● **Exercise instructions**
Make an exact copy of the listing below.

● **Material**
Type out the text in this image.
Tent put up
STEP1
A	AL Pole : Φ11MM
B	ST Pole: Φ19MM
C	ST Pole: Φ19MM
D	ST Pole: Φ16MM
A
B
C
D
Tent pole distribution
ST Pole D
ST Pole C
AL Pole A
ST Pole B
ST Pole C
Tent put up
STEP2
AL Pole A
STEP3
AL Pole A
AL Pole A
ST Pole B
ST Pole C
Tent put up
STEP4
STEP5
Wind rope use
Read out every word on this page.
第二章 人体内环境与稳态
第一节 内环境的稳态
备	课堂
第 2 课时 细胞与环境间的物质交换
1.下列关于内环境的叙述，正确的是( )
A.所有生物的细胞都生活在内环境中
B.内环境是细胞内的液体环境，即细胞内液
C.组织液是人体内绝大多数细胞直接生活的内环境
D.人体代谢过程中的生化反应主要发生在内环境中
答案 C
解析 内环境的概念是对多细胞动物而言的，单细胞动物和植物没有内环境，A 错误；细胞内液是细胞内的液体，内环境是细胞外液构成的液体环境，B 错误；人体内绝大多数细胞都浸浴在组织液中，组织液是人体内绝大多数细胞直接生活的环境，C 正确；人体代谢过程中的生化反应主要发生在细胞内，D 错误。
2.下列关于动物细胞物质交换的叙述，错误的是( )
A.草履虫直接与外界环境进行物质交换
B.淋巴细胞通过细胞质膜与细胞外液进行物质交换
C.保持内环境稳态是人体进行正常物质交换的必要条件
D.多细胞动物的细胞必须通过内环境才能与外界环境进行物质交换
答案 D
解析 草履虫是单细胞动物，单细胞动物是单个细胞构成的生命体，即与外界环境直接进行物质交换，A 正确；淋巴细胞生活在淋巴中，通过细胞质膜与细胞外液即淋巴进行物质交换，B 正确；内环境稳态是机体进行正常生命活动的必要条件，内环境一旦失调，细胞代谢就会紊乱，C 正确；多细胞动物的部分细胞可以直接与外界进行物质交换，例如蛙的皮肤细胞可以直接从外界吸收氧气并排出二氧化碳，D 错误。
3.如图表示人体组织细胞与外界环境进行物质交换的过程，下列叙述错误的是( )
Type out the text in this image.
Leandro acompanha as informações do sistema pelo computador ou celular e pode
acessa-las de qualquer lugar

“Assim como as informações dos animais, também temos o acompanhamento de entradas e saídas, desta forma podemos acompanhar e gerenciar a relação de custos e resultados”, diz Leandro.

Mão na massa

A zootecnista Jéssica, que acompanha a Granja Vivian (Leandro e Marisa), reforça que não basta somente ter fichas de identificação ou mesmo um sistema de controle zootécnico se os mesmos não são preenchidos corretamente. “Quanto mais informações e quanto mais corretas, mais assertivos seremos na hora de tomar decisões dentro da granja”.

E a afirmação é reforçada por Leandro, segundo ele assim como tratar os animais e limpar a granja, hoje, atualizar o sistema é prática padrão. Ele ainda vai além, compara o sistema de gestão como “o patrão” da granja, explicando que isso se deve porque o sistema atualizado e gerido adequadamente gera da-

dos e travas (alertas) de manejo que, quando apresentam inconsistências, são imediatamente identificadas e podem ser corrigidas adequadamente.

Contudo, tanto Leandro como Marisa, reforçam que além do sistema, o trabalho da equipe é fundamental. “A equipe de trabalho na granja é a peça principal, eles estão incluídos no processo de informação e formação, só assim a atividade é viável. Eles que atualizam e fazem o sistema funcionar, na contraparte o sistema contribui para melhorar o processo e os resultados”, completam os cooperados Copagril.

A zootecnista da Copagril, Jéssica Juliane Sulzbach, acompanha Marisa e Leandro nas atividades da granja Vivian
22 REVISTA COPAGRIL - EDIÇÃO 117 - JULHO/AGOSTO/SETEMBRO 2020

● **Correct response**
Type out the text in this image.
Tent put up
STEP1
A	AL Pole : Φ11MM
B	ST Pole: Φ19MM
C	ST Pole: Φ19MM
D	ST Pole: Φ16MM
A
B
C
D
Tent pole distribution
ST Pole D
ST Pole C
AL Pole A
ST Pole B
ST Pole C
Tent put up
STEP2
AL Pole A
STEP3
AL Pole A
AL Pole A
ST Pole B
ST Pole C
Tent put up
STEP4
STEP5
Wind rope use
Read out every word on this page.
第二章 人体内环境与稳态
第一节 内环境的稳态
备	课堂
第 2 课时 细胞与环境间的物质交换
1.下列关于内环境的叙述，正确的是( )
A.所有生物的细胞都生活在内环境中
B.内环境是细胞内的液体环境，即细胞内液
C.组织液是人体内绝大多数细胞直接生活的内环境
D.人体代谢过程中的生化反应主要发生在内环境中
答案 C
解析 内环境的概念是对多细胞动物而言的，单细胞动物和植物没有内环境，A 错误；细胞内液是细胞内的液体，内环境是细胞外液构成的液体环境，B 错误；人体内绝大多数细胞都浸浴在组织液中，组织液是人体内绝大多数细胞直接生活的环境，C 正确；人体代谢过程中的生化反应主要发生在细胞内，D 错误。
2.下列关于动物细胞物质交换的叙述，错误的是( )
A.草履虫直接与外界环境进行物质交换
B.淋巴细胞通过细胞质膜与细胞外液进行物质交换
C.保持内环境稳态是人体进行正常物质交换的必要条件
D.多细胞动物的细胞必须通过内环境才能与外界环境进行物质交换
答案 D
解析 草履虫是单细胞动物，单细胞动物是单个细胞构成的生命体，即与外界环境直接进行物质交换，A 正确；淋巴细胞生活在淋巴中，通过细胞质膜与细胞外液即淋巴进行物质交换，B 正确；内环境稳态是机体进行正常生命活动的必要条件，内环境一旦失调，细胞代谢就会紊乱，C 正确；多细胞动物的部分细胞可以直接与外界进行物质交换，例如蛙的皮肤细胞可以直接从外界吸收氧气并排出二氧化碳，D 错误。
3.如图表示人体组织细胞与外界环境进行物质交换的过程，下列叙述错误的是( )
Type out the text in this image.
Leandro acompanha as informações do sistema pelo computador ou celular e pode
acessa-las de qualquer lugar

“Assim como as informações dos animais, também temos o acompanhamento de entradas e saídas, desta forma podemos acompanhar e gerenciar a relação de custos e resultados”, diz Leandro.

Mão na massa

A zootecnista Jéssica, que acompanha a Granja Vivian (Leandro e Marisa), reforça que não basta somente ter fichas de identificação ou mesmo um sistema de controle zootécnico se os mesmos não são preenchidos corretamente. “Quanto mais informações e quanto mais corretas, mais assertivos seremos na hora de tomar decisões dentro da granja”.

E a afirmação é reforçada por Leandro, segundo ele assim como tratar os animais e limpar a granja, hoje, atualizar o sistema é prática padrão. Ele ainda vai além, compara o sistema de gestão como “o patrão” da granja, explicando que isso se deve porque o sistema atualizado e gerido adequadamente gera da-

dos e travas (alertas) de manejo que, quando apresentam inconsistências, são imediatamente identificadas e podem ser corrigidas adequadamente.

Contudo, tanto Leandro como Marisa, reforçam que além do sistema, o trabalho da equipe é fundamental. “A equipe de trabalho na granja é a peça principal, eles estão incluídos no processo de informação e formação, só assim a atividade é viável. Eles que atualizam e fazem o sistema funcionar, na contraparte o sistema contribui para melhorar o processo e os resultados”, completam os cooperados Copagril.

A zootecnista da Copagril, Jéssica Juliane Sulzbach, acompanha Marisa e Leandro nas atividades da granja Vivian
22 REVISTA COPAGRIL - EDIÇÃO 117 - JULHO/AGOSTO/SETEMBRO 2020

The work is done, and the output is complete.